→ SET EXERCISE
Extract each line of the material that follows exactly and omit its pictures.

(Data entries)

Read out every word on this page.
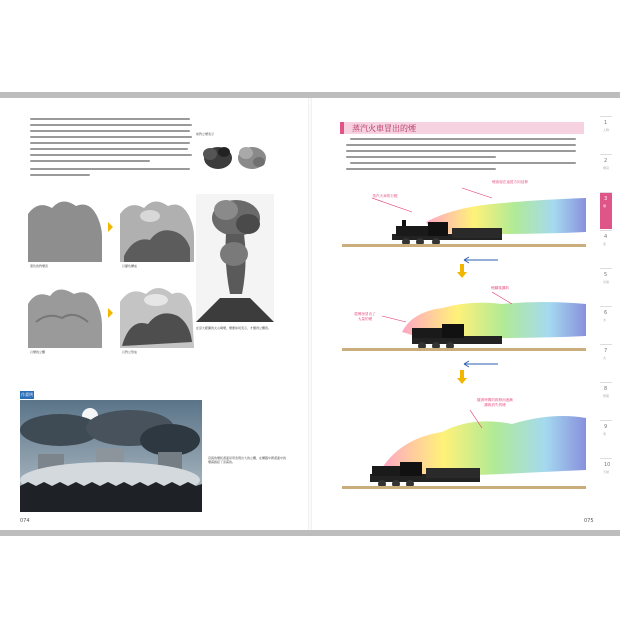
如對立煙表示
黑色的對煙雲	以顏色構成
以煙的立體	以對立形成
在這大範圍的火山噴煙，煙要如何表示，才顯得立體感。
作畫例
這張的煙狀畫面是用表現出大的立體，在構圖中將畫面中的煙霧捲起了雲霧的。
074
蒸汽火車冒出的煙
煙會留在途經方向延伸
蒸汽火車的行駛
煙翻捲擴散
從煙囪冒出了
大量的煙
隨著時間的推移而逐漸
擴散消失的煙
075
1
人物
2
場景
3
煙
4
雲
5
光線
6
水
7
火
8
閃電
9
雪
10
天候
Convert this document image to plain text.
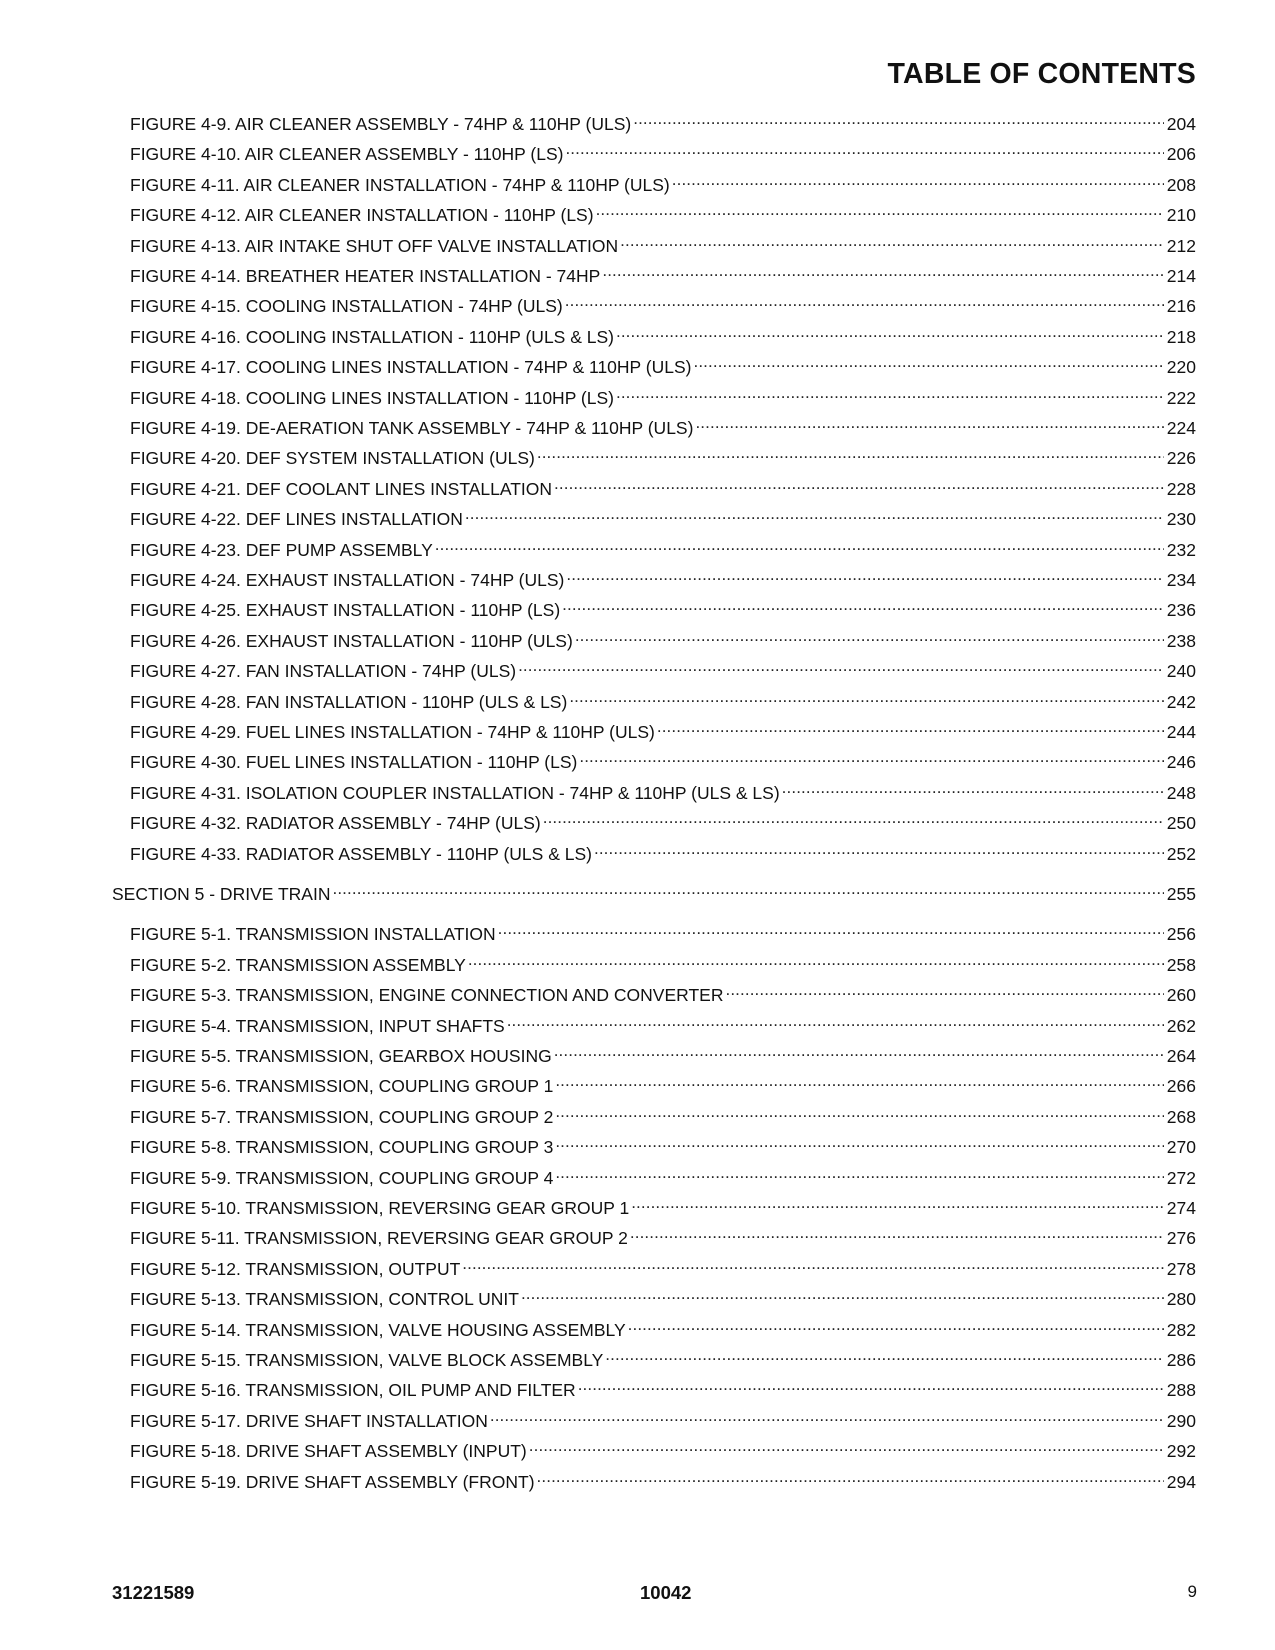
TABLE OF CONTENTS
FIGURE 4-9. AIR CLEANER ASSEMBLY - 74HP & 110HP (ULS) . . .	204
FIGURE 4-10. AIR CLEANER ASSEMBLY - 110HP (LS) . . .	206
FIGURE 4-11. AIR CLEANER INSTALLATION - 74HP & 110HP (ULS) . . .	208
FIGURE 4-12. AIR CLEANER INSTALLATION - 110HP (LS) . . .	210
FIGURE 4-13. AIR INTAKE SHUT OFF VALVE INSTALLATION . . .	212
FIGURE 4-14. BREATHER HEATER INSTALLATION - 74HP . . .	214
FIGURE 4-15. COOLING INSTALLATION - 74HP (ULS) . . .	216
FIGURE 4-16. COOLING INSTALLATION - 110HP (ULS & LS) . . .	218
FIGURE 4-17. COOLING LINES INSTALLATION - 74HP & 110HP (ULS) . . .	220
FIGURE 4-18. COOLING LINES INSTALLATION - 110HP (LS) . . .	222
FIGURE 4-19. DE-AERATION TANK ASSEMBLY - 74HP & 110HP (ULS) . . .	224
FIGURE 4-20. DEF SYSTEM INSTALLATION (ULS) . . .	226
FIGURE 4-21. DEF COOLANT LINES INSTALLATION . . .	228
FIGURE 4-22. DEF LINES INSTALLATION . . .	230
FIGURE 4-23. DEF PUMP ASSEMBLY . . .	232
FIGURE 4-24. EXHAUST INSTALLATION - 74HP (ULS) . . .	234
FIGURE 4-25. EXHAUST INSTALLATION - 110HP (LS) . . .	236
FIGURE 4-26. EXHAUST INSTALLATION - 110HP (ULS) . . .	238
FIGURE 4-27. FAN INSTALLATION - 74HP (ULS) . . .	240
FIGURE 4-28. FAN INSTALLATION - 110HP (ULS & LS) . . .	242
FIGURE 4-29. FUEL LINES INSTALLATION - 74HP & 110HP (ULS) . . .	244
FIGURE 4-30. FUEL LINES INSTALLATION - 110HP (LS) . . .	246
FIGURE 4-31. ISOLATION COUPLER INSTALLATION - 74HP & 110HP (ULS & LS) . . .	248
FIGURE 4-32. RADIATOR ASSEMBLY - 74HP (ULS) . . .	250
FIGURE 4-33. RADIATOR ASSEMBLY - 110HP (ULS & LS) . . .	252
SECTION 5 - DRIVE TRAIN . . .	255
FIGURE 5-1. TRANSMISSION INSTALLATION . . .	256
FIGURE 5-2. TRANSMISSION ASSEMBLY . . .	258
FIGURE 5-3. TRANSMISSION, ENGINE CONNECTION AND CONVERTER . . .	260
FIGURE 5-4. TRANSMISSION, INPUT SHAFTS . . .	262
FIGURE 5-5. TRANSMISSION, GEARBOX HOUSING . . .	264
FIGURE 5-6. TRANSMISSION, COUPLING GROUP 1 . . .	266
FIGURE 5-7. TRANSMISSION, COUPLING GROUP 2 . . .	268
FIGURE 5-8. TRANSMISSION, COUPLING GROUP 3 . . .	270
FIGURE 5-9. TRANSMISSION, COUPLING GROUP 4 . . .	272
FIGURE 5-10. TRANSMISSION, REVERSING GEAR GROUP 1 . . .	274
FIGURE 5-11. TRANSMISSION, REVERSING GEAR GROUP 2 . . .	276
FIGURE 5-12. TRANSMISSION, OUTPUT . . .	278
FIGURE 5-13. TRANSMISSION, CONTROL UNIT . . .	280
FIGURE 5-14. TRANSMISSION, VALVE HOUSING ASSEMBLY . . .	282
FIGURE 5-15. TRANSMISSION, VALVE BLOCK ASSEMBLY . . .	286
FIGURE 5-16. TRANSMISSION, OIL PUMP AND FILTER . . .	288
FIGURE 5-17. DRIVE SHAFT INSTALLATION . . .	290
FIGURE 5-18. DRIVE SHAFT ASSEMBLY (INPUT) . . .	292
FIGURE 5-19. DRIVE SHAFT ASSEMBLY (FRONT) . . .	294
31221589	10042	9
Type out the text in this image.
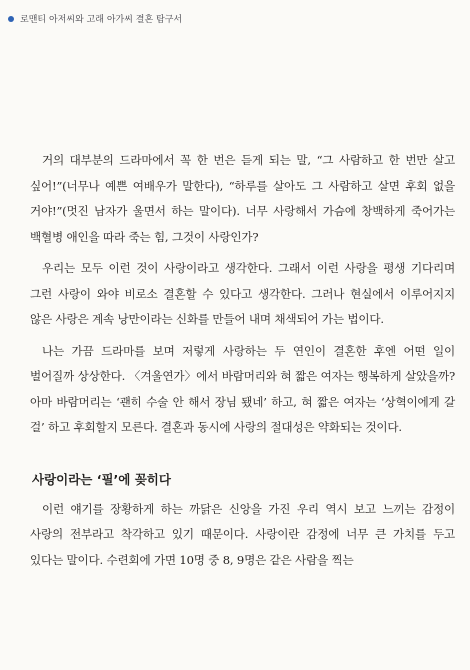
로맨티 아저씨와 고래 아가씨 결혼 탐구서

거의 대부분의 드라마에서 꼭 한 번은 듣게 되는 말, “그 사람하고 한 번만 살고 싶어!”(너무나 예쁜 여배우가 말한다), “하루를 살아도 그 사람하고 살면 후회 없을 거야!”(멋진 남자가 울면서 하는 말이다). 너무 사랑해서 가슴에 창백하게 죽어가는 백혈병 애인을 따라 죽는 힘, 그것이 사랑인가?

우리는 모두 이런 것이 사랑이라고 생각한다. 그래서 이런 사랑을 평생 기다리며 그런 사랑이 와야 비로소 결혼할 수 있다고 생각한다. 그러나 현실에서 이루어지지 않은 사랑은 계속 낭만이라는 신화를 만들어 내며 채색되어 가는 법이다.

나는 가끔 드라마를 보며 저렇게 사랑하는 두 연인이 결혼한 후엔 어떤 일이 벌어질까 상상한다. 〈겨울연가〉에서 바람머리와 혀 짧은 여자는 행복하게 살았을까? 아마 바람머리는 ‘괜히 수술 안 해서 장님 됐네’ 하고, 혀 짧은 여자는 ‘상혁이에게 갈 걸’ 하고 후회할지 모른다. 결혼과 동시에 사랑의 절대성은 약화되는 것이다.

사랑이라는 ‘필’에 꽂히다

이런 얘기를 장황하게 하는 까닭은 신앙을 가진 우리 역시 보고 느끼는 감정이 사랑의 전부라고 착각하고 있기 때문이다. 사랑이란 감정에 너무 큰 가치를 두고 있다는 말이다. 수련회에 가면 10명 중 8, 9명은 같은 사람을 찍는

→ EXERCISE OUTPUT
Read out every word on this page.
如對立煙表示
黑色的對煙雲	以顏色構成
以煙的立體	以對立形成
在這大範圍的火山噴煙，煙要如何表示，才顯得立體感。
作畫例
這張的煙狀畫面是用表現出大的立體，在構圖中將畫面中的煙霧捲起了雲霧的。
074
蒸汽火車冒出的煙
煙會留在途經方向延伸
蒸汽火車的行駛
煙翻捲擴散
從煙囪冒出了
大量的煙
隨著時間的推移而逐漸
擴散消失的煙
075
1
人物
2
場景
3
煙
4
雲
5
光線
6
水
7
火
8
閃電
9
雪
10
天候
Convert this document image to plain text.
TABLE OF CONTENTS
FIGURE 4-9. AIR CLEANER ASSEMBLY - 74HP & 110HP (ULS) . . .	204
FIGURE 4-10. AIR CLEANER ASSEMBLY - 110HP (LS) . . .	206
FIGURE 4-11. AIR CLEANER INSTALLATION - 74HP & 110HP (ULS) . . .	208
FIGURE 4-12. AIR CLEANER INSTALLATION - 110HP (LS) . . .	210
FIGURE 4-13. AIR INTAKE SHUT OFF VALVE INSTALLATION . . .	212
FIGURE 4-14. BREATHER HEATER INSTALLATION - 74HP . . .	214
FIGURE 4-15. COOLING INSTALLATION - 74HP (ULS) . . .	216
FIGURE 4-16. COOLING INSTALLATION - 110HP (ULS & LS) . . .	218
FIGURE 4-17. COOLING LINES INSTALLATION - 74HP & 110HP (ULS) . . .	220
FIGURE 4-18. COOLING LINES INSTALLATION - 110HP (LS) . . .	222
FIGURE 4-19. DE-AERATION TANK ASSEMBLY - 74HP & 110HP (ULS) . . .	224
FIGURE 4-20. DEF SYSTEM INSTALLATION (ULS) . . .	226
FIGURE 4-21. DEF COOLANT LINES INSTALLATION . . .	228
FIGURE 4-22. DEF LINES INSTALLATION . . .	230
FIGURE 4-23. DEF PUMP ASSEMBLY . . .	232
FIGURE 4-24. EXHAUST INSTALLATION - 74HP (ULS) . . .	234
FIGURE 4-25. EXHAUST INSTALLATION - 110HP (LS) . . .	236
FIGURE 4-26. EXHAUST INSTALLATION - 110HP (ULS) . . .	238
FIGURE 4-27. FAN INSTALLATION - 74HP (ULS) . . .	240
FIGURE 4-28. FAN INSTALLATION - 110HP (ULS & LS) . . .	242
FIGURE 4-29. FUEL LINES INSTALLATION - 74HP & 110HP (ULS) . . .	244
FIGURE 4-30. FUEL LINES INSTALLATION - 110HP (LS) . . .	246
FIGURE 4-31. ISOLATION COUPLER INSTALLATION - 74HP & 110HP (ULS & LS) . . .	248
FIGURE 4-32. RADIATOR ASSEMBLY - 74HP (ULS) . . .	250
FIGURE 4-33. RADIATOR ASSEMBLY - 110HP (ULS & LS) . . .	252
SECTION 5 - DRIVE TRAIN . . .	255
FIGURE 5-1. TRANSMISSION INSTALLATION . . .	256
FIGURE 5-2. TRANSMISSION ASSEMBLY . . .	258
FIGURE 5-3. TRANSMISSION, ENGINE CONNECTION AND CONVERTER . . .	260
FIGURE 5-4. TRANSMISSION, INPUT SHAFTS . . .	262
FIGURE 5-5. TRANSMISSION, GEARBOX HOUSING . . .	264
FIGURE 5-6. TRANSMISSION, COUPLING GROUP 1 . . .	266
FIGURE 5-7. TRANSMISSION, COUPLING GROUP 2 . . .	268
FIGURE 5-8. TRANSMISSION, COUPLING GROUP 3 . . .	270
FIGURE 5-9. TRANSMISSION, COUPLING GROUP 4 . . .	272
FIGURE 5-10. TRANSMISSION, REVERSING GEAR GROUP 1 . . .	274
FIGURE 5-11. TRANSMISSION, REVERSING GEAR GROUP 2 . . .	276
FIGURE 5-12. TRANSMISSION, OUTPUT . . .	278
FIGURE 5-13. TRANSMISSION, CONTROL UNIT . . .	280
FIGURE 5-14. TRANSMISSION, VALVE HOUSING ASSEMBLY . . .	282
FIGURE 5-15. TRANSMISSION, VALVE BLOCK ASSEMBLY . . .	286
FIGURE 5-16. TRANSMISSION, OIL PUMP AND FILTER . . .	288
FIGURE 5-17. DRIVE SHAFT INSTALLATION . . .	290
FIGURE 5-18. DRIVE SHAFT ASSEMBLY (INPUT) . . .	292
FIGURE 5-19. DRIVE SHAFT ASSEMBLY (FRONT) . . .	294
31221589	10042	9
Type out the text in this image.
로맨티 아저씨와 고래 아가씨 결혼 탐구서

거의 대부분의 드라마에서 꼭 한 번은 듣게 되는 말, “그 사람하고 한 번만 살고 싶어!”(너무나 예쁜 여배우가 말한다), “하루를 살아도 그 사람하고 살면 후회 없을 거야!”(멋진 남자가 울면서 하는 말이다). 너무 사랑해서 가슴에 창백하게 죽어가는 백혈병 애인을 따라 죽는 힘, 그것이 사랑인가?

우리는 모두 이런 것이 사랑이라고 생각한다. 그래서 이런 사랑을 평생 기다리며 그런 사랑이 와야 비로소 결혼할 수 있다고 생각한다. 그러나 현실에서 이루어지지 않은 사랑은 계속 낭만이라는 신화를 만들어 내며 채색되어 가는 법이다.

나는 가끔 드라마를 보며 저렇게 사랑하는 두 연인이 결혼한 후엔 어떤 일이 벌어질까 상상한다. 〈겨울연가〉에서 바람머리와 혀 짧은 여자는 행복하게 살았을까? 아마 바람머리는 ‘괜히 수술 안 해서 장님 됐네’ 하고, 혀 짧은 여자는 ‘상혁이에게 갈 걸’ 하고 후회할지 모른다. 결혼과 동시에 사랑의 절대성은 약화되는 것이다.

사랑이라는 ‘필’에 꽂히다

이런 얘기를 장황하게 하는 까닭은 신앙을 가진 우리 역시 보고 느끼는 감정이 사랑의 전부라고 착각하고 있기 때문이다. 사랑이란 감정에 너무 큰 가치를 두고 있다는 말이다. 수련회에 가면 10명 중 8, 9명은 같은 사람을 찍는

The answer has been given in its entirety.